Figure dataset records:

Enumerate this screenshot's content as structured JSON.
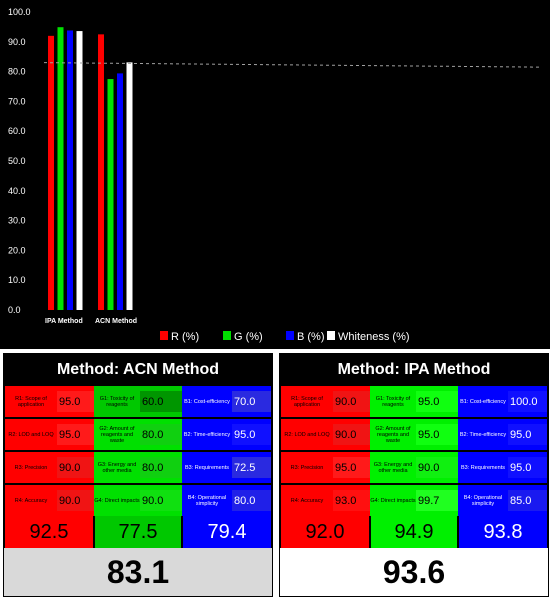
{
  "chart_data": {
    "type": "bar",
    "categories": [
      "IPA Method",
      "ACN Method"
    ],
    "series": [
      {
        "name": "R (%)",
        "color": "#ff0000",
        "values": [
          92.0,
          92.5
        ]
      },
      {
        "name": "G (%)",
        "color": "#00e000",
        "values": [
          94.9,
          77.5
        ]
      },
      {
        "name": "B (%)",
        "color": "#0000ff",
        "values": [
          93.8,
          79.4
        ]
      },
      {
        "name": "Whiteness (%)",
        "color": "#ffffff",
        "values": [
          93.6,
          83.1
        ]
      }
    ],
    "ylim": [
      0,
      100
    ],
    "yticks": [
      "0.0",
      "10.0",
      "20.0",
      "30.0",
      "40.0",
      "50.0",
      "60.0",
      "70.0",
      "80.0",
      "90.0",
      "100.0"
    ],
    "reference_line_start": 83,
    "reference_line_end": 81.5,
    "legend": "bottom",
    "grid": false
  },
  "panels": [
    {
      "title": "Method: ACN Method",
      "red": {
        "items": [
          {
            "label": "R1: Scope of application",
            "value": "95.0"
          },
          {
            "label": "R2: LOD and LOQ",
            "value": "95.0"
          },
          {
            "label": "R3: Precision",
            "value": "90.0"
          },
          {
            "label": "R4: Accuracy",
            "value": "90.0"
          }
        ],
        "sum": "92.5"
      },
      "green": {
        "items": [
          {
            "label": "G1: Toxicity of reagents",
            "value": "60.0"
          },
          {
            "label": "G2: Amount of reagents and waste",
            "value": "80.0"
          },
          {
            "label": "G3: Energy and other media",
            "value": "80.0"
          },
          {
            "label": "G4: Direct impacts",
            "value": "90.0"
          }
        ],
        "sum": "77.5"
      },
      "blue": {
        "items": [
          {
            "label": "B1: Cost-efficiency",
            "value": "70.0"
          },
          {
            "label": "B2: Time-efficiency",
            "value": "95.0"
          },
          {
            "label": "B3: Requirements",
            "value": "72.5"
          },
          {
            "label": "B4: Operational simplicity",
            "value": "80.0"
          }
        ],
        "sum": "79.4"
      },
      "total": "83.1"
    },
    {
      "title": "Method: IPA Method",
      "red": {
        "items": [
          {
            "label": "R1: Scope of application",
            "value": "90.0"
          },
          {
            "label": "R2: LOD and LOQ",
            "value": "90.0"
          },
          {
            "label": "R3: Precision",
            "value": "95.0"
          },
          {
            "label": "R4: Accuracy",
            "value": "93.0"
          }
        ],
        "sum": "92.0"
      },
      "green": {
        "items": [
          {
            "label": "G1: Toxicity of reagents",
            "value": "95.0"
          },
          {
            "label": "G2: Amount of reagents and waste",
            "value": "95.0"
          },
          {
            "label": "G3: Energy and other media",
            "value": "90.0"
          },
          {
            "label": "G4: Direct impacts",
            "value": "99.7"
          }
        ],
        "sum": "94.9"
      },
      "blue": {
        "items": [
          {
            "label": "B1: Cost-efficiency",
            "value": "100.0"
          },
          {
            "label": "B2: Time-efficiency",
            "value": "95.0"
          },
          {
            "label": "B3: Requirements",
            "value": "95.0"
          },
          {
            "label": "B4: Operational simplicity",
            "value": "85.0"
          }
        ],
        "sum": "93.8"
      },
      "total": "93.6"
    }
  ]
}
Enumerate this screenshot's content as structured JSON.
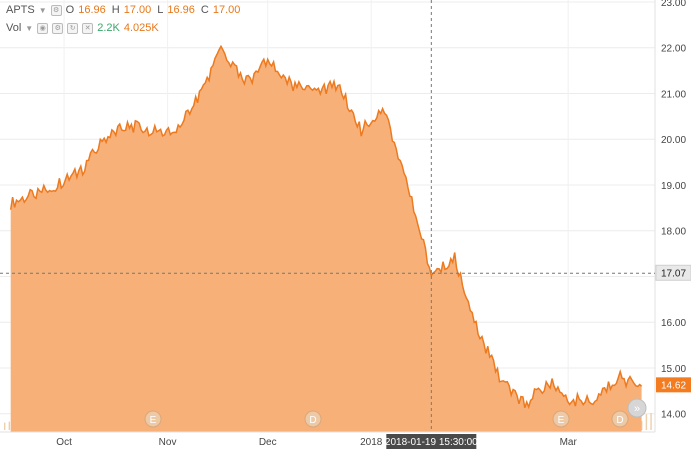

> Task objective: Take the entries shown above and quote them verbatim, passing over the pictures.

> Completed task:
Enumerate this screenshot's content as structured JSON.
{
  "chart_data": {
    "type": "bar",
    "categories": [
      "IPA Method",
      "ACN Method"
    ],
    "series": [
      {
        "name": "R (%)",
        "color": "#ff0000",
        "values": [
          92.0,
          92.5
        ]
      },
      {
        "name": "G (%)",
        "color": "#00e000",
        "values": [
          94.9,
          77.5
        ]
      },
      {
        "name": "B (%)",
        "color": "#0000ff",
        "values": [
          93.8,
          79.4
        ]
      },
      {
        "name": "Whiteness (%)",
        "color": "#ffffff",
        "values": [
          93.6,
          83.1
        ]
      }
    ],
    "ylim": [
      0,
      100
    ],
    "yticks": [
      "0.0",
      "10.0",
      "20.0",
      "30.0",
      "40.0",
      "50.0",
      "60.0",
      "70.0",
      "80.0",
      "90.0",
      "100.0"
    ],
    "reference_line_start": 83,
    "reference_line_end": 81.5,
    "legend": "bottom",
    "grid": false
  },
  "panels": [
    {
      "title": "Method: ACN Method",
      "red": {
        "items": [
          {
            "label": "R1: Scope of application",
            "value": "95.0"
          },
          {
            "label": "R2: LOD and LOQ",
            "value": "95.0"
          },
          {
            "label": "R3: Precision",
            "value": "90.0"
          },
          {
            "label": "R4: Accuracy",
            "value": "90.0"
          }
        ],
        "sum": "92.5"
      },
      "green": {
        "items": [
          {
            "label": "G1: Toxicity of reagents",
            "value": "60.0"
          },
          {
            "label": "G2: Amount of reagents and waste",
            "value": "80.0"
          },
          {
            "label": "G3: Energy and other media",
            "value": "80.0"
          },
          {
            "label": "G4: Direct impacts",
            "value": "90.0"
          }
        ],
        "sum": "77.5"
      },
      "blue": {
        "items": [
          {
            "label": "B1: Cost-efficiency",
            "value": "70.0"
          },
          {
            "label": "B2: Time-efficiency",
            "value": "95.0"
          },
          {
            "label": "B3: Requirements",
            "value": "72.5"
          },
          {
            "label": "B4: Operational simplicity",
            "value": "80.0"
          }
        ],
        "sum": "79.4"
      },
      "total": "83.1"
    },
    {
      "title": "Method: IPA Method",
      "red": {
        "items": [
          {
            "label": "R1: Scope of application",
            "value": "90.0"
          },
          {
            "label": "R2: LOD and LOQ",
            "value": "90.0"
          },
          {
            "label": "R3: Precision",
            "value": "95.0"
          },
          {
            "label": "R4: Accuracy",
            "value": "93.0"
          }
        ],
        "sum": "92.0"
      },
      "green": {
        "items": [
          {
            "label": "G1: Toxicity of reagents",
            "value": "95.0"
          },
          {
            "label": "G2: Amount of reagents and waste",
            "value": "95.0"
          },
          {
            "label": "G3: Energy and other media",
            "value": "90.0"
          },
          {
            "label": "G4: Direct impacts",
            "value": "99.7"
          }
        ],
        "sum": "94.9"
      },
      "blue": {
        "items": [
          {
            "label": "B1: Cost-efficiency",
            "value": "100.0"
          },
          {
            "label": "B2: Time-efficiency",
            "value": "95.0"
          },
          {
            "label": "B3: Requirements",
            "value": "95.0"
          },
          {
            "label": "B4: Operational simplicity",
            "value": "85.0"
          }
        ],
        "sum": "93.8"
      },
      "total": "93.6"
    }
  ]
}
Enumerate this screenshot's content as structured JSON.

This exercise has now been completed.